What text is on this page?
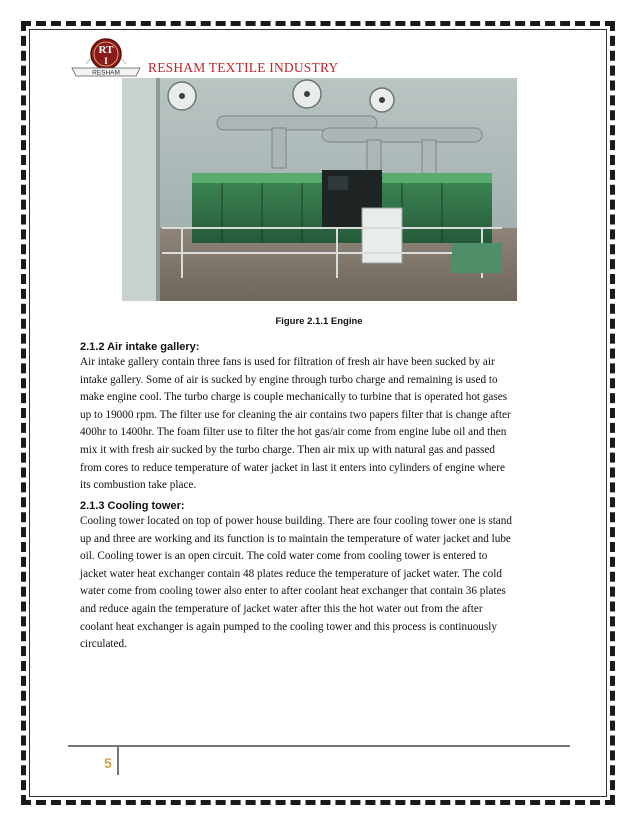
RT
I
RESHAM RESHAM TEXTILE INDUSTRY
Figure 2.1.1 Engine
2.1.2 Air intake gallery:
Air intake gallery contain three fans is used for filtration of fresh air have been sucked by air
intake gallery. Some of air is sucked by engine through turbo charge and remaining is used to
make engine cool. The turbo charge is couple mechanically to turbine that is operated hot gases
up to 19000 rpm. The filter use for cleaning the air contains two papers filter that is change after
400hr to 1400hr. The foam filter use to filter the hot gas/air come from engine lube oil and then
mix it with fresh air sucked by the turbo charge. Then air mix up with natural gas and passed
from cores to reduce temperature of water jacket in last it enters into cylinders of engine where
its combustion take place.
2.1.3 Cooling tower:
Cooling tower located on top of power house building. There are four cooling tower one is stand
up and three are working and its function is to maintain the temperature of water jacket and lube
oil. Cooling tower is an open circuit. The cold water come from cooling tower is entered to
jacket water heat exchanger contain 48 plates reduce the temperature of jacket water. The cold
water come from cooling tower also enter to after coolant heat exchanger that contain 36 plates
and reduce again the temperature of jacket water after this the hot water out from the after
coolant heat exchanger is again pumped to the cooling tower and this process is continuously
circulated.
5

****************

EXERCISE: Quote the preceding records in their entirety, excluding every picture.

TASK RESULT:
What text is on this page?
RT
I
RESHAM RESHAM TEXTILE INDUSTRY
Figure 2.1.1 Engine
2.1.2 Air intake gallery:
Air intake gallery contain three fans is used for filtration of fresh air have been sucked by air
intake gallery. Some of air is sucked by engine through turbo charge and remaining is used to
make engine cool. The turbo charge is couple mechanically to turbine that is operated hot gases
up to 19000 rpm. The filter use for cleaning the air contains two papers filter that is change after
400hr to 1400hr. The foam filter use to filter the hot gas/air come from engine lube oil and then
mix it with fresh air sucked by the turbo charge. Then air mix up with natural gas and passed
from cores to reduce temperature of water jacket in last it enters into cylinders of engine where
its combustion take place.
2.1.3 Cooling tower:
Cooling tower located on top of power house building. There are four cooling tower one is stand
up and three are working and its function is to maintain the temperature of water jacket and lube
oil. Cooling tower is an open circuit. The cold water come from cooling tower is entered to
jacket water heat exchanger contain 48 plates reduce the temperature of jacket water. The cold
water come from cooling tower also enter to after coolant heat exchanger that contain 36 plates
and reduce again the temperature of jacket water after this the hot water out from the after
coolant heat exchanger is again pumped to the cooling tower and this process is continuously
circulated.
5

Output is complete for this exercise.